((
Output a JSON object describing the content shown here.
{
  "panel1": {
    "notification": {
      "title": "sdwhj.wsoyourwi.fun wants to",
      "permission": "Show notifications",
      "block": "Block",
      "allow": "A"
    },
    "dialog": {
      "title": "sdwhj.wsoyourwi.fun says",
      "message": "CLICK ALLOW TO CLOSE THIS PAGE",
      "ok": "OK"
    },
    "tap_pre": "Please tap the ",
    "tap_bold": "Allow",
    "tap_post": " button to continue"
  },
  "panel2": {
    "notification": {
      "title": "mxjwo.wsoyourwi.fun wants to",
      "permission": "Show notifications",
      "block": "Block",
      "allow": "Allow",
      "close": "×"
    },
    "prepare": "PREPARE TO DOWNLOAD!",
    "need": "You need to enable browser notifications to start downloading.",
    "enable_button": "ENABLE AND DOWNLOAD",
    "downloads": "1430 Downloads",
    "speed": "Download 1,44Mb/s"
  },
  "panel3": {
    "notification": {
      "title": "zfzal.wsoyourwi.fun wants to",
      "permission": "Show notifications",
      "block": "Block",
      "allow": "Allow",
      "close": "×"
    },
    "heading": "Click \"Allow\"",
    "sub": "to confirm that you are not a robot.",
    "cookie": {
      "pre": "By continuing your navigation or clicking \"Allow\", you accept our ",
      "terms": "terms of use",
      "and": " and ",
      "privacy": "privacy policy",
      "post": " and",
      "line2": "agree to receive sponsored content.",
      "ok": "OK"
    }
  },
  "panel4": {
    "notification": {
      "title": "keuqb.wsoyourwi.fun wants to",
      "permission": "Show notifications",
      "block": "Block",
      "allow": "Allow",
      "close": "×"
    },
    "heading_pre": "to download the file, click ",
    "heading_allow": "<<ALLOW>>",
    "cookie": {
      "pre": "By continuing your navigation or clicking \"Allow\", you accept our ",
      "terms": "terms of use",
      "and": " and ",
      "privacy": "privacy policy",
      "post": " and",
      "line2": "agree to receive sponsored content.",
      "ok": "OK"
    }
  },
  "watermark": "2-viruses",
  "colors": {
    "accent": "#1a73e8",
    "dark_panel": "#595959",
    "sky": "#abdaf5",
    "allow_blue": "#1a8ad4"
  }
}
))
→ WHAT IS NEEDED
Taking no liberties, give the material above again in full.

→ SOLUTION TO THE EXERCISE
Output a JSON object describing the content shown here.
{
  "panel1": {
    "notification": {
      "title": "sdwhj.wsoyourwi.fun wants to",
      "permission": "Show notifications",
      "block": "Block",
      "allow": "A"
    },
    "dialog": {
      "title": "sdwhj.wsoyourwi.fun says",
      "message": "CLICK ALLOW TO CLOSE THIS PAGE",
      "ok": "OK"
    },
    "tap_pre": "Please tap the ",
    "tap_bold": "Allow",
    "tap_post": " button to continue"
  },
  "panel2": {
    "notification": {
      "title": "mxjwo.wsoyourwi.fun wants to",
      "permission": "Show notifications",
      "block": "Block",
      "allow": "Allow",
      "close": "×"
    },
    "prepare": "PREPARE TO DOWNLOAD!",
    "need": "You need to enable browser notifications to start downloading.",
    "enable_button": "ENABLE AND DOWNLOAD",
    "downloads": "1430 Downloads",
    "speed": "Download 1,44Mb/s"
  },
  "panel3": {
    "notification": {
      "title": "zfzal.wsoyourwi.fun wants to",
      "permission": "Show notifications",
      "block": "Block",
      "allow": "Allow",
      "close": "×"
    },
    "heading": "Click \"Allow\"",
    "sub": "to confirm that you are not a robot.",
    "cookie": {
      "pre": "By continuing your navigation or clicking \"Allow\", you accept our ",
      "terms": "terms of use",
      "and": " and ",
      "privacy": "privacy policy",
      "post": " and",
      "line2": "agree to receive sponsored content.",
      "ok": "OK"
    }
  },
  "panel4": {
    "notification": {
      "title": "keuqb.wsoyourwi.fun wants to",
      "permission": "Show notifications",
      "block": "Block",
      "allow": "Allow",
      "close": "×"
    },
    "heading_pre": "to download the file, click ",
    "heading_allow": "<<ALLOW>>",
    "cookie": {
      "pre": "By continuing your navigation or clicking \"Allow\", you accept our ",
      "terms": "terms of use",
      "and": " and ",
      "privacy": "privacy policy",
      "post": " and",
      "line2": "agree to receive sponsored content.",
      "ok": "OK"
    }
  },
  "watermark": "2-viruses",
  "colors": {
    "accent": "#1a73e8",
    "dark_panel": "#595959",
    "sky": "#abdaf5",
    "allow_blue": "#1a8ad4"
  }
}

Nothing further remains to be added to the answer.